▶ INSTRUCTION
Pick out all lines of the entries that include the word "gerekir" and copy them.

--- Start GIVEN DATA ---

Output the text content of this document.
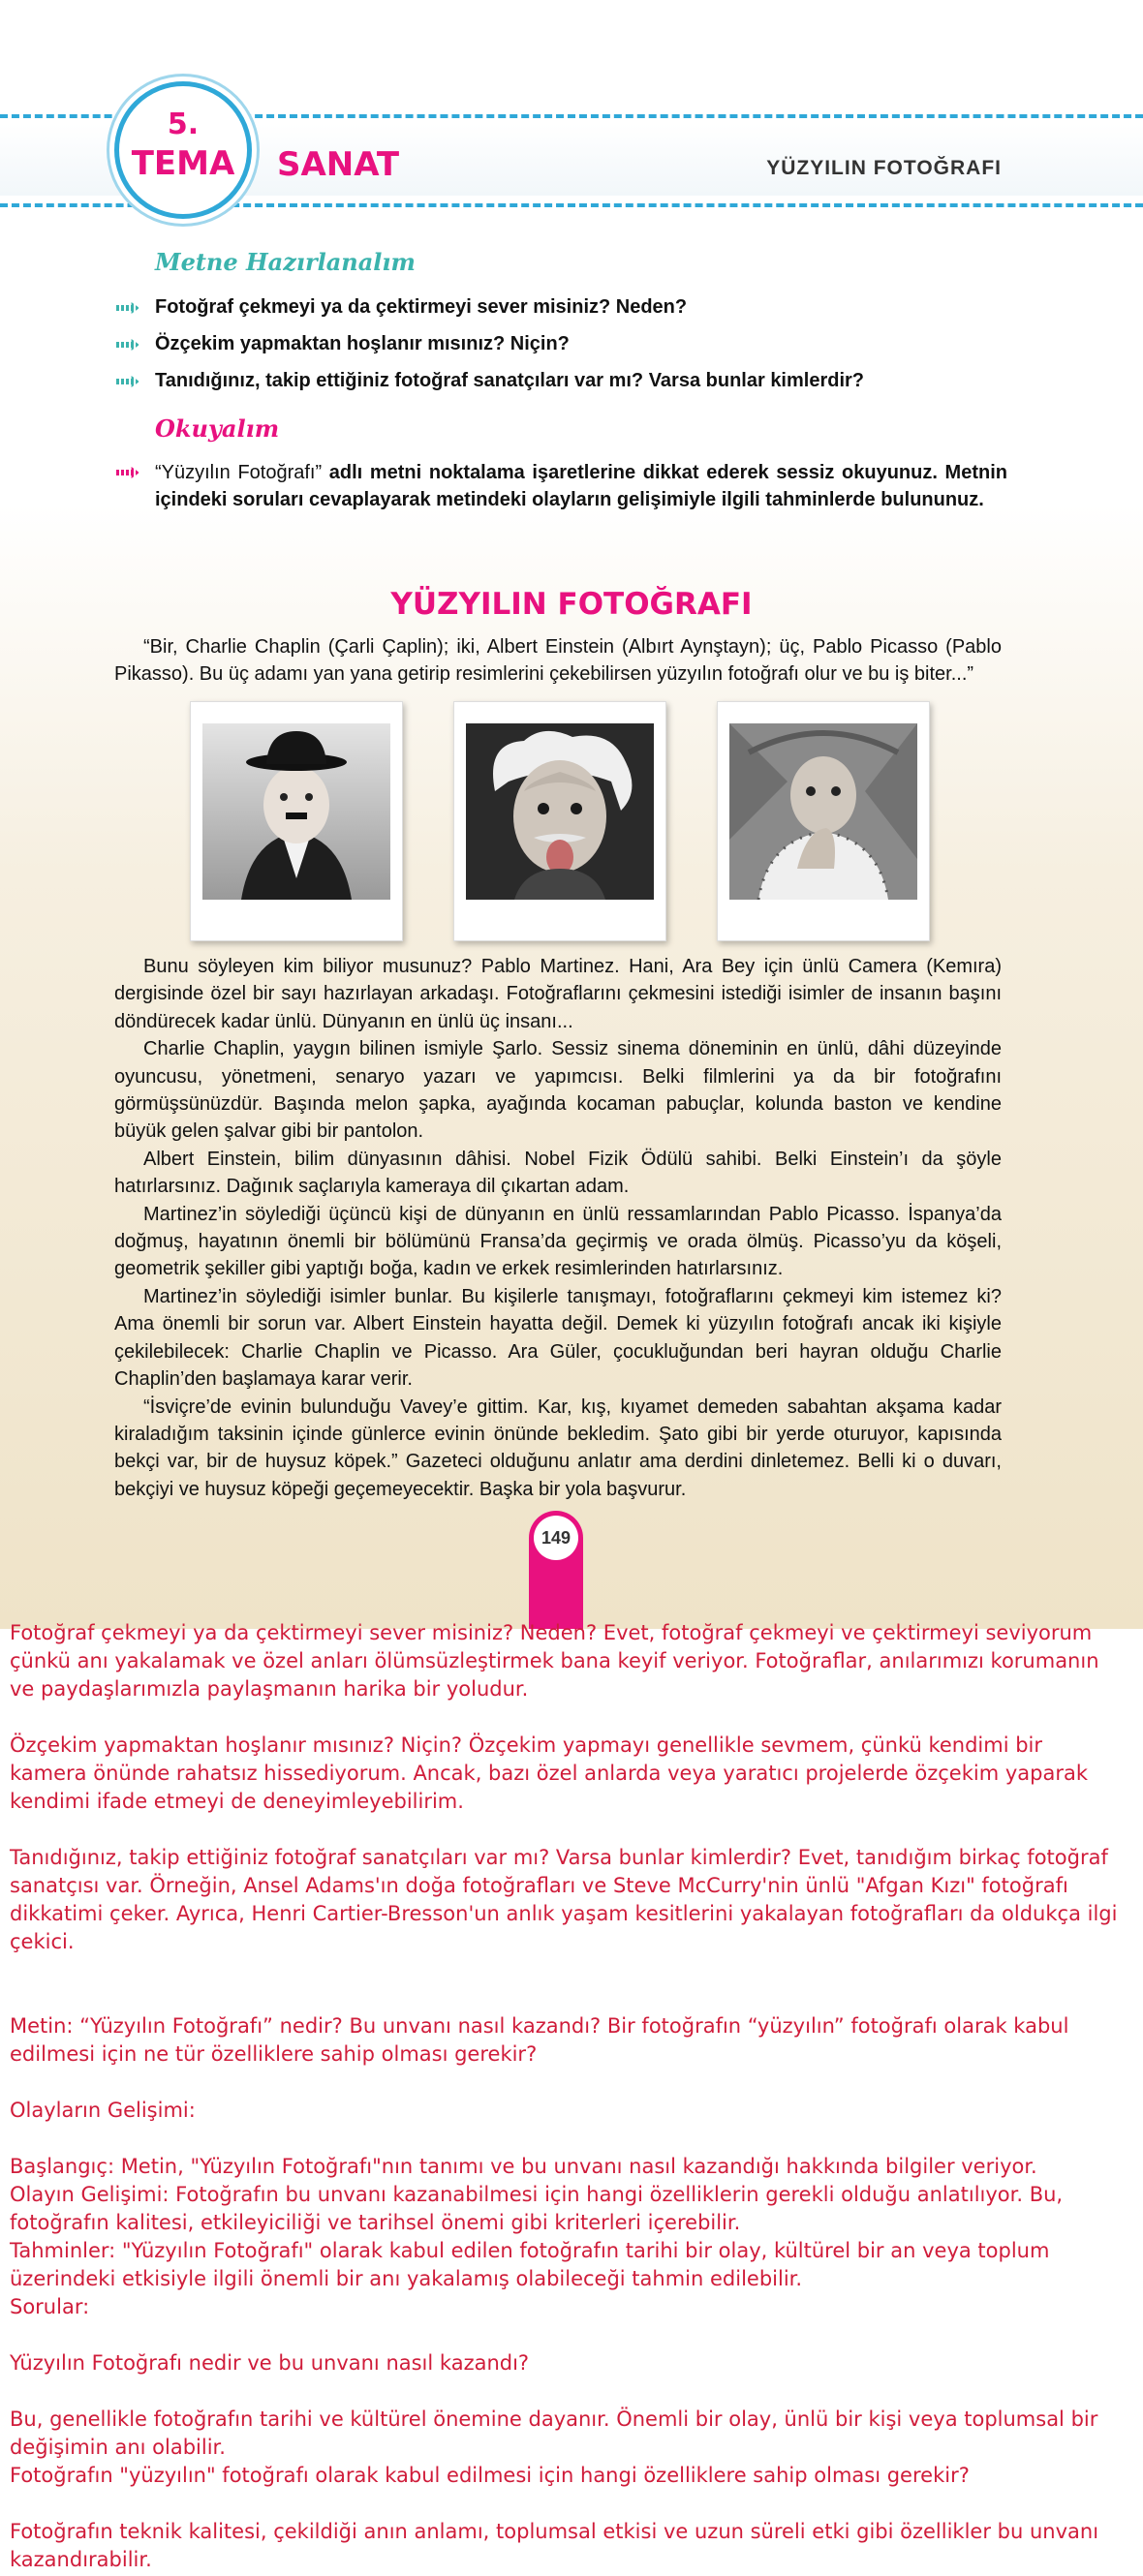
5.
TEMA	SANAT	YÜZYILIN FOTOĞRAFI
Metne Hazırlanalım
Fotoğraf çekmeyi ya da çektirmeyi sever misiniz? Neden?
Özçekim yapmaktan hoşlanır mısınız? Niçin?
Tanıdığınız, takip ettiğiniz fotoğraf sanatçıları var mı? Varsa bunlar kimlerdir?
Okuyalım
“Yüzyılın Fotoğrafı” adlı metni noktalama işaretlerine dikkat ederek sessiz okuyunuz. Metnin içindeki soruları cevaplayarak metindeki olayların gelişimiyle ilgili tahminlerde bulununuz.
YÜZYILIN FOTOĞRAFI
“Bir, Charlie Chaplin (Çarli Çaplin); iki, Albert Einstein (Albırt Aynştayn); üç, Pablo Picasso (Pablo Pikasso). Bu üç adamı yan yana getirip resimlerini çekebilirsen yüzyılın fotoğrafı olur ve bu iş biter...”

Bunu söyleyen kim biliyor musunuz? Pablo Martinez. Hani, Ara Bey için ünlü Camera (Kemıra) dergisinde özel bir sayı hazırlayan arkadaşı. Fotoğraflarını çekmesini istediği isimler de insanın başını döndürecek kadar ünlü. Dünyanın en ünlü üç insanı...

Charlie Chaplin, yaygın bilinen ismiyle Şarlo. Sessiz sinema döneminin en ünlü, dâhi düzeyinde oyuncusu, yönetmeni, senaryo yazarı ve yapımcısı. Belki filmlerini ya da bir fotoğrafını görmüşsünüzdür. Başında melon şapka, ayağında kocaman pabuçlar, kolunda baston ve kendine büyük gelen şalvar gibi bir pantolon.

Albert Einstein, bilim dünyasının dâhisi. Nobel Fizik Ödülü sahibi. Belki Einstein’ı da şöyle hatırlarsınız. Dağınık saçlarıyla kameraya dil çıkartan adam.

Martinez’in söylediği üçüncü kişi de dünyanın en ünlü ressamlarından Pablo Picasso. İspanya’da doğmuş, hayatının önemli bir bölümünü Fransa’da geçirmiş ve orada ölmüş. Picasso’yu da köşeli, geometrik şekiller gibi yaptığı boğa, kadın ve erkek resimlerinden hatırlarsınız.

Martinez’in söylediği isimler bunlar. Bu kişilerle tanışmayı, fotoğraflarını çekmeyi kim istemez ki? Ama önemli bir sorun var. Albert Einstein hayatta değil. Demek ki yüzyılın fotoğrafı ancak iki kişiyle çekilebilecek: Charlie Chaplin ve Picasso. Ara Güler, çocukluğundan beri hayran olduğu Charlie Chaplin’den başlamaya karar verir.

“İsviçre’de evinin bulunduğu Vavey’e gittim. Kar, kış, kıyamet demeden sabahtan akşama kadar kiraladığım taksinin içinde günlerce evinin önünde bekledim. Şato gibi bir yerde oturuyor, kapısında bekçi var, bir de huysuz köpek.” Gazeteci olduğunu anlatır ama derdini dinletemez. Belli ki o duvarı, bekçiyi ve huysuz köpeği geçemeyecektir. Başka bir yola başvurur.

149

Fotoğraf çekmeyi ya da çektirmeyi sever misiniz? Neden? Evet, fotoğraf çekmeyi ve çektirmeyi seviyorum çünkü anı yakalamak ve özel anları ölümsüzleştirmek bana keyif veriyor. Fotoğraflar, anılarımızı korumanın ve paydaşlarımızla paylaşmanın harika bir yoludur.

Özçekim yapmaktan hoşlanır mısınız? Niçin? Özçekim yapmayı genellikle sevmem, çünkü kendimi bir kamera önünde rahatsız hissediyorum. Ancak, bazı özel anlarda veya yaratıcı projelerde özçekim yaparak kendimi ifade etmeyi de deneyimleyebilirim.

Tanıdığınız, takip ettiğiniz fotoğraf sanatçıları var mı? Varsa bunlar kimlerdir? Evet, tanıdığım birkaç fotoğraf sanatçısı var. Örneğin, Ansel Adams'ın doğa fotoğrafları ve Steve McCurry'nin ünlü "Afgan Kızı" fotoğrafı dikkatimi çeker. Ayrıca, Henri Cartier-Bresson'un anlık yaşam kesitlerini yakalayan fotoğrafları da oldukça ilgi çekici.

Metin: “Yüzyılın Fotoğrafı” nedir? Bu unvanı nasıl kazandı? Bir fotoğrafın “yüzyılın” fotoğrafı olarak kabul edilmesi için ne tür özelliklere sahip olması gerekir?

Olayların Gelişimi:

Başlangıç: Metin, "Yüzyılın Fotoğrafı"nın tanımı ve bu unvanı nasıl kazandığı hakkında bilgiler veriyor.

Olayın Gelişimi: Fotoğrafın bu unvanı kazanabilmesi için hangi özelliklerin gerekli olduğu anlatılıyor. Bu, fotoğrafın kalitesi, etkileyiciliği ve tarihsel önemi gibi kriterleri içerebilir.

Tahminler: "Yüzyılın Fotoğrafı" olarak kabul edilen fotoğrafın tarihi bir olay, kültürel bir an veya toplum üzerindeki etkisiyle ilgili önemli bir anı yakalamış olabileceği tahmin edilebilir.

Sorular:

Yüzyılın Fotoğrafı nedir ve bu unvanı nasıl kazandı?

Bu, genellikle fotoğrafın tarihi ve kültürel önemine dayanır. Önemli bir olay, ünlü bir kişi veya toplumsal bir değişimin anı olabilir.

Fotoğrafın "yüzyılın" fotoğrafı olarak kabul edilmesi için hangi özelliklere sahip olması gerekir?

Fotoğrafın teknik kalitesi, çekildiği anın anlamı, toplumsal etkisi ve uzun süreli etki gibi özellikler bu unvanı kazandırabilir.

--- End GIVEN DATA ---
--- Start GIVEN DATA ---

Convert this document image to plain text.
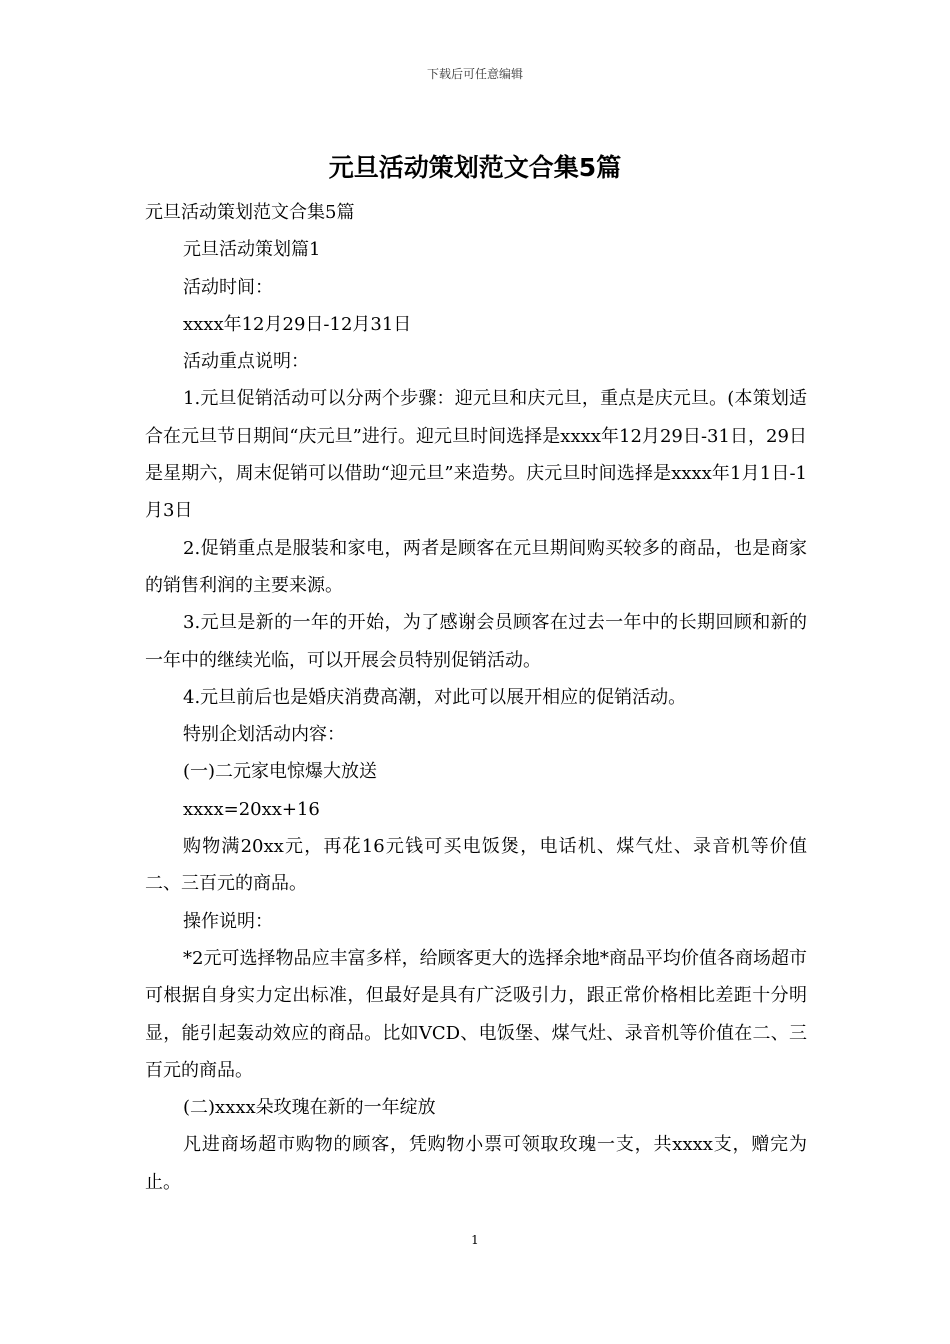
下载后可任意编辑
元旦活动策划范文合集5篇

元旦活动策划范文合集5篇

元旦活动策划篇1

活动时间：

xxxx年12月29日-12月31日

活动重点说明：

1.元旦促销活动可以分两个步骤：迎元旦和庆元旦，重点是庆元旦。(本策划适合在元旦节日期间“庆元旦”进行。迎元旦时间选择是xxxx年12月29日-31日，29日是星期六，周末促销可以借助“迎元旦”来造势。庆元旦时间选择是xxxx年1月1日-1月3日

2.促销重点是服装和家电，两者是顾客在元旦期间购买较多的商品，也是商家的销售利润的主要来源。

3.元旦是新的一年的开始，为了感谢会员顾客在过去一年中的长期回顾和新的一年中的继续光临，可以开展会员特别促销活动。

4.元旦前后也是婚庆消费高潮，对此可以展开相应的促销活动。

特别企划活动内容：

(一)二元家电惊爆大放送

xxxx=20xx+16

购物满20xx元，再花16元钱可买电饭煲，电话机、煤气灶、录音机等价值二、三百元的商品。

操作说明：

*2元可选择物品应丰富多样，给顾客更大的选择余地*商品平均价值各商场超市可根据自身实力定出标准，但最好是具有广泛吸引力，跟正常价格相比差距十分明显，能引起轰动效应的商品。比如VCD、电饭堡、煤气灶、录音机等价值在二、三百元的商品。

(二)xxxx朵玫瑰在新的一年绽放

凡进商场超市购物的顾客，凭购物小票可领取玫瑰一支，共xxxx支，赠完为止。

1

--- End GIVEN DATA ---
--- Start GIVEN DATA ---

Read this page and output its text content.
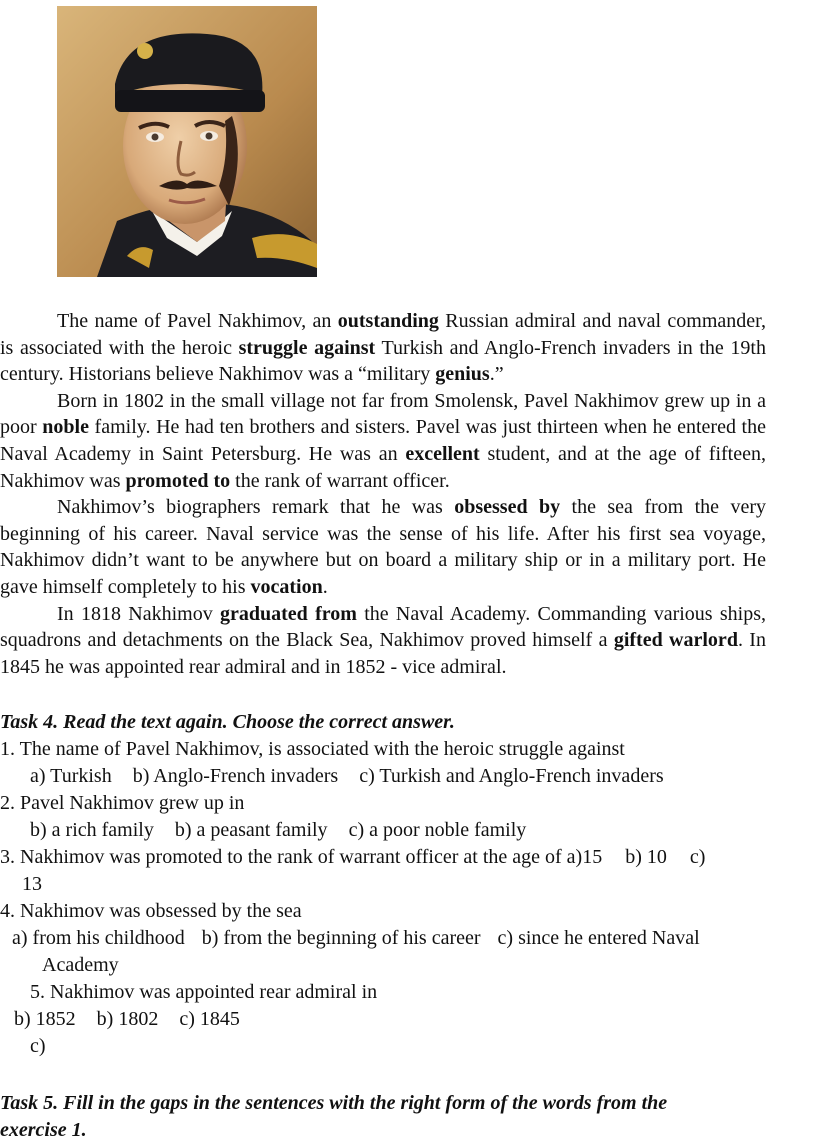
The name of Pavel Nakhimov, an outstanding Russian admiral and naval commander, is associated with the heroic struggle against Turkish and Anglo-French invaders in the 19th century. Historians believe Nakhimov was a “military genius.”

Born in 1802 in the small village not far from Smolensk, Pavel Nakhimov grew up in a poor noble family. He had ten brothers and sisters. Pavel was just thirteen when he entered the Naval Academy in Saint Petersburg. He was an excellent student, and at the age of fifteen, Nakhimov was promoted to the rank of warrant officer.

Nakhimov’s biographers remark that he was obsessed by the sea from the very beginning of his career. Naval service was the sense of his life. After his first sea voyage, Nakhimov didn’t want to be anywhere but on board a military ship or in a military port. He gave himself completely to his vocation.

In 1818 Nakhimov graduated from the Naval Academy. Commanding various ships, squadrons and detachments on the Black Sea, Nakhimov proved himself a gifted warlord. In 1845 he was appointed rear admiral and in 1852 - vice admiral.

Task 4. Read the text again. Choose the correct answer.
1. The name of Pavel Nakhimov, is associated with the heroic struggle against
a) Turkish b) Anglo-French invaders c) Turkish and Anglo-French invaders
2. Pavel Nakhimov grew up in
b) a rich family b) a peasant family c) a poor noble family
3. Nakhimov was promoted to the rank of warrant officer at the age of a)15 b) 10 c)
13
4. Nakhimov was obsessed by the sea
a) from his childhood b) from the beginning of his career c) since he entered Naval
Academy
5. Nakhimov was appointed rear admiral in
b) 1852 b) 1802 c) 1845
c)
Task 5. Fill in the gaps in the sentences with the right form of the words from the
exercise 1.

--- End GIVEN DATA ---

▶ RESPONSE
Metin: “Yüzyılın Fotoğrafı” nedir? Bu unvanı nasıl kazandı? Bir fotoğrafın “yüzyılın” fotoğrafı olarak kabul edilmesi için ne tür özelliklere sahip olması gerekir?
Fotoğrafın "yüzyılın" fotoğrafı olarak kabul edilmesi için hangi özelliklere sahip olması gerekir?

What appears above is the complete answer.